*GIVEN REQUEST*.
Can you quote the records below in full, word for word?

** Start EXERCISE DATA **

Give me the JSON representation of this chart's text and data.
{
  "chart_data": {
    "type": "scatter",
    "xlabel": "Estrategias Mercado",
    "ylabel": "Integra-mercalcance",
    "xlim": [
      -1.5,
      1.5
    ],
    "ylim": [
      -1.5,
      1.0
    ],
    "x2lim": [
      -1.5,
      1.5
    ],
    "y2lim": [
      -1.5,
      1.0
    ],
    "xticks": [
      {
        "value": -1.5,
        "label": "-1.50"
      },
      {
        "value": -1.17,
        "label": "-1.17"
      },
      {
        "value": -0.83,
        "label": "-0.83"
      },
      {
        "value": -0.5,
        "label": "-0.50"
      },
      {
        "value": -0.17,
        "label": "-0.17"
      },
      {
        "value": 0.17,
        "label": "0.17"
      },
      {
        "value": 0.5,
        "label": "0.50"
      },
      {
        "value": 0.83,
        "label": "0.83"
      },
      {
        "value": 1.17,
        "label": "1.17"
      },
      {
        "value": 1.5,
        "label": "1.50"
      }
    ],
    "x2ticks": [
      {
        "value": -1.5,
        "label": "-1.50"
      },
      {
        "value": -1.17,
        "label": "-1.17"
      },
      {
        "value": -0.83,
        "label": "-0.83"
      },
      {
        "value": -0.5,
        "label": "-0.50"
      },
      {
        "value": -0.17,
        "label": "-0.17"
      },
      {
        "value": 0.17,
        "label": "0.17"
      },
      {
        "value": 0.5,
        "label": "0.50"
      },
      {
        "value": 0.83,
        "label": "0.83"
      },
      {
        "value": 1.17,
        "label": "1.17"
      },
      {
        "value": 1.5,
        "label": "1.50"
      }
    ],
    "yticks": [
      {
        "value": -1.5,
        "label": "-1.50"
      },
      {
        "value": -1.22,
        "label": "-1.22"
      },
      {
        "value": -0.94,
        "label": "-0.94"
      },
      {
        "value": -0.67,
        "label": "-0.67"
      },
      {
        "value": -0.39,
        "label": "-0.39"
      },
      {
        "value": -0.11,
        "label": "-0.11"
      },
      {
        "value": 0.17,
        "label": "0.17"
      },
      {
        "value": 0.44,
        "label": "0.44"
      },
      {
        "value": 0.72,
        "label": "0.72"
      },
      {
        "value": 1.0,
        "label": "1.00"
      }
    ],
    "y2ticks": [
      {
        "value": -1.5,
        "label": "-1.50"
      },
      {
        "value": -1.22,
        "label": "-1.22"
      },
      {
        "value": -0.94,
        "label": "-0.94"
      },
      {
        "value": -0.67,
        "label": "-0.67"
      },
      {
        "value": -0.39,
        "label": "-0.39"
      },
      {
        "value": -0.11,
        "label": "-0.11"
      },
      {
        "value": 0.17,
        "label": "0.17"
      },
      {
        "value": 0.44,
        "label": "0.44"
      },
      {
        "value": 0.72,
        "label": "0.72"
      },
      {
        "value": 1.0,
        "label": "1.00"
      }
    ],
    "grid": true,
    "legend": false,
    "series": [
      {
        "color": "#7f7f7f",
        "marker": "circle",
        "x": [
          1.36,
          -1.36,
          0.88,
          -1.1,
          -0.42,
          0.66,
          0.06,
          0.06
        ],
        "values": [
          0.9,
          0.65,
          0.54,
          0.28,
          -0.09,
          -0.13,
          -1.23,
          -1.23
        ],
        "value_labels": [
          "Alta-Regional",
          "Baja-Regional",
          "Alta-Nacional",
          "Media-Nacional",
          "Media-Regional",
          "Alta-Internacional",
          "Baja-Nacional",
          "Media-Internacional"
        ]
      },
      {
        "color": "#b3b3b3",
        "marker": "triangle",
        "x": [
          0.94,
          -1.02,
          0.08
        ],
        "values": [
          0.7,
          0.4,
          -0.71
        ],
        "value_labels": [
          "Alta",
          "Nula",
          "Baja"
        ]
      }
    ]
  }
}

** End EXERCISE DATA **

*EXERCISE RESPONSE*.
Give me the JSON representation of this chart's text and data.
{
  "chart_data": {
    "type": "scatter",
    "xlabel": "Estrategias Mercado",
    "ylabel": "Integra-mercalcance",
    "xlim": [
      -1.5,
      1.5
    ],
    "ylim": [
      -1.5,
      1.0
    ],
    "x2lim": [
      -1.5,
      1.5
    ],
    "y2lim": [
      -1.5,
      1.0
    ],
    "xticks": [
      {
        "value": -1.5,
        "label": "-1.50"
      },
      {
        "value": -1.17,
        "label": "-1.17"
      },
      {
        "value": -0.83,
        "label": "-0.83"
      },
      {
        "value": -0.5,
        "label": "-0.50"
      },
      {
        "value": -0.17,
        "label": "-0.17"
      },
      {
        "value": 0.17,
        "label": "0.17"
      },
      {
        "value": 0.5,
        "label": "0.50"
      },
      {
        "value": 0.83,
        "label": "0.83"
      },
      {
        "value": 1.17,
        "label": "1.17"
      },
      {
        "value": 1.5,
        "label": "1.50"
      }
    ],
    "x2ticks": [
      {
        "value": -1.5,
        "label": "-1.50"
      },
      {
        "value": -1.17,
        "label": "-1.17"
      },
      {
        "value": -0.83,
        "label": "-0.83"
      },
      {
        "value": -0.5,
        "label": "-0.50"
      },
      {
        "value": -0.17,
        "label": "-0.17"
      },
      {
        "value": 0.17,
        "label": "0.17"
      },
      {
        "value": 0.5,
        "label": "0.50"
      },
      {
        "value": 0.83,
        "label": "0.83"
      },
      {
        "value": 1.17,
        "label": "1.17"
      },
      {
        "value": 1.5,
        "label": "1.50"
      }
    ],
    "yticks": [
      {
        "value": -1.5,
        "label": "-1.50"
      },
      {
        "value": -1.22,
        "label": "-1.22"
      },
      {
        "value": -0.94,
        "label": "-0.94"
      },
      {
        "value": -0.67,
        "label": "-0.67"
      },
      {
        "value": -0.39,
        "label": "-0.39"
      },
      {
        "value": -0.11,
        "label": "-0.11"
      },
      {
        "value": 0.17,
        "label": "0.17"
      },
      {
        "value": 0.44,
        "label": "0.44"
      },
      {
        "value": 0.72,
        "label": "0.72"
      },
      {
        "value": 1.0,
        "label": "1.00"
      }
    ],
    "y2ticks": [
      {
        "value": -1.5,
        "label": "-1.50"
      },
      {
        "value": -1.22,
        "label": "-1.22"
      },
      {
        "value": -0.94,
        "label": "-0.94"
      },
      {
        "value": -0.67,
        "label": "-0.67"
      },
      {
        "value": -0.39,
        "label": "-0.39"
      },
      {
        "value": -0.11,
        "label": "-0.11"
      },
      {
        "value": 0.17,
        "label": "0.17"
      },
      {
        "value": 0.44,
        "label": "0.44"
      },
      {
        "value": 0.72,
        "label": "0.72"
      },
      {
        "value": 1.0,
        "label": "1.00"
      }
    ],
    "grid": true,
    "legend": false,
    "series": [
      {
        "color": "#7f7f7f",
        "marker": "circle",
        "x": [
          1.36,
          -1.36,
          0.88,
          -1.1,
          -0.42,
          0.66,
          0.06,
          0.06
        ],
        "values": [
          0.9,
          0.65,
          0.54,
          0.28,
          -0.09,
          -0.13,
          -1.23,
          -1.23
        ],
        "value_labels": [
          "Alta-Regional",
          "Baja-Regional",
          "Alta-Nacional",
          "Media-Nacional",
          "Media-Regional",
          "Alta-Internacional",
          "Baja-Nacional",
          "Media-Internacional"
        ]
      },
      {
        "color": "#b3b3b3",
        "marker": "triangle",
        "x": [
          0.94,
          -1.02,
          0.08
        ],
        "values": [
          0.7,
          0.4,
          -0.71
        ],
        "value_labels": [
          "Alta",
          "Nula",
          "Baja"
        ]
      }
    ]
  }
}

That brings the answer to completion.